◆ Exercise goal
Lines that hold the word "source" should be located and copied.
════════
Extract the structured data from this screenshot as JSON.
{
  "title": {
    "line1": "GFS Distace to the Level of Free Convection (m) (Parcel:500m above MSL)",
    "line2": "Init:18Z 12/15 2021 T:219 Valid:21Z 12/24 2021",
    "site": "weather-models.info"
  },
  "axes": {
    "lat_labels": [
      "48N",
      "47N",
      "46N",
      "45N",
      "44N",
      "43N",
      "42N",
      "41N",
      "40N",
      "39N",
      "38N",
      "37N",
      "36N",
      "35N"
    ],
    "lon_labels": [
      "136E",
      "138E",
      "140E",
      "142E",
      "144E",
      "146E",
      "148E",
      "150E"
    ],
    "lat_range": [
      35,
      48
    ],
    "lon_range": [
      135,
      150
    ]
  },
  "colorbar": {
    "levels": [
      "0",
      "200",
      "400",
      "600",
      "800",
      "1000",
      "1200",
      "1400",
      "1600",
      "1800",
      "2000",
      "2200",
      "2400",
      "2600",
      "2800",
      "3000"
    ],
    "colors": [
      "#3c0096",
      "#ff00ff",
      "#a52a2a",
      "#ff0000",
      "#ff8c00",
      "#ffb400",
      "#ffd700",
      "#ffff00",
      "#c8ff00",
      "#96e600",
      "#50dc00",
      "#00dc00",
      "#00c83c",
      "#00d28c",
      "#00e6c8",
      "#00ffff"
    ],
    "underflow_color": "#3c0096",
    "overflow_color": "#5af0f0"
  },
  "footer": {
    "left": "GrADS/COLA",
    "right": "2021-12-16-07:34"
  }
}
════════
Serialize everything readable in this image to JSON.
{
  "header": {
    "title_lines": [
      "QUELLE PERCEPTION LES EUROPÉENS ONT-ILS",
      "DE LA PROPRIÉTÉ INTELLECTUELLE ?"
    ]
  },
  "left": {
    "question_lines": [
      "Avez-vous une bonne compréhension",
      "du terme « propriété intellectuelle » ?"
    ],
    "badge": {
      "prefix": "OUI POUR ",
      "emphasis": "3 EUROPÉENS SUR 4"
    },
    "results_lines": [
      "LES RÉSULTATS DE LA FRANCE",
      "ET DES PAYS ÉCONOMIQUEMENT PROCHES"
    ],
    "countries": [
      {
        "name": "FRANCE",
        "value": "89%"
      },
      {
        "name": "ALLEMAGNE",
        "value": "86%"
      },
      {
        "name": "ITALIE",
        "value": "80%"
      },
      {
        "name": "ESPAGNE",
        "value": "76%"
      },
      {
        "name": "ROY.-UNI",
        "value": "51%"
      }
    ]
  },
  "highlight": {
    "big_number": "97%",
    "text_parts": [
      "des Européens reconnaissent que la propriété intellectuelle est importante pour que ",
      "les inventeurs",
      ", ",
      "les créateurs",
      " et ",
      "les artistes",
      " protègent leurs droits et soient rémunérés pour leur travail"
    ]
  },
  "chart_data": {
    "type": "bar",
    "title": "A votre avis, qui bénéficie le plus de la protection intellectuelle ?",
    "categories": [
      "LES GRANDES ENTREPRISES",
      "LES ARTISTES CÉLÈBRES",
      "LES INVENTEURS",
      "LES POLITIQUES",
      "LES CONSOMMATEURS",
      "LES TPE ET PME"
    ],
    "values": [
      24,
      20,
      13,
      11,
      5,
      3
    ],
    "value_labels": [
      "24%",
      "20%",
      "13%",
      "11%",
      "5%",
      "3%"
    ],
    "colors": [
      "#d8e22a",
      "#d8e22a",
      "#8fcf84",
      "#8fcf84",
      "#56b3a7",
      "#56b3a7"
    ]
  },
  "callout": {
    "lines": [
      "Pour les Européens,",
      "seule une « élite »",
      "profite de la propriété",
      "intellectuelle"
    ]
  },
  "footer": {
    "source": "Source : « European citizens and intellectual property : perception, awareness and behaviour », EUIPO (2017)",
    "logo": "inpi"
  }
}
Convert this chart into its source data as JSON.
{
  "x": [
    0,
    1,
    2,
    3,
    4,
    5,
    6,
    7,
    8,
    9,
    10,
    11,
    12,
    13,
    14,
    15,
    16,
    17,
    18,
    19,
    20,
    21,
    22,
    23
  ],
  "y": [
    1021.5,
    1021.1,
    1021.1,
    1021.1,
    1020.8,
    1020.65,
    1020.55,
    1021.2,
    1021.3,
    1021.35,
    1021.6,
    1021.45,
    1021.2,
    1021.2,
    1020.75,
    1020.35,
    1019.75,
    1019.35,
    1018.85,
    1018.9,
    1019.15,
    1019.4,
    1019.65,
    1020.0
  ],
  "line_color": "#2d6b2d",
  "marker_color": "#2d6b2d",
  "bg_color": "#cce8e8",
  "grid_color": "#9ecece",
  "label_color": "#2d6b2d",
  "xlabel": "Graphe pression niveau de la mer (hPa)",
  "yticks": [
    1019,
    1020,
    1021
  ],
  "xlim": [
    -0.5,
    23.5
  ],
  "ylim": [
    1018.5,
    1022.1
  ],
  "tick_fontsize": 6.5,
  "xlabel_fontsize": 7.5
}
════════
◆ Response to the exercise
    "source": "Source : « European citizens and intellectual property : perception, awareness and behaviour », EUIPO (2017)",
Convert this chart into its source data as JSON.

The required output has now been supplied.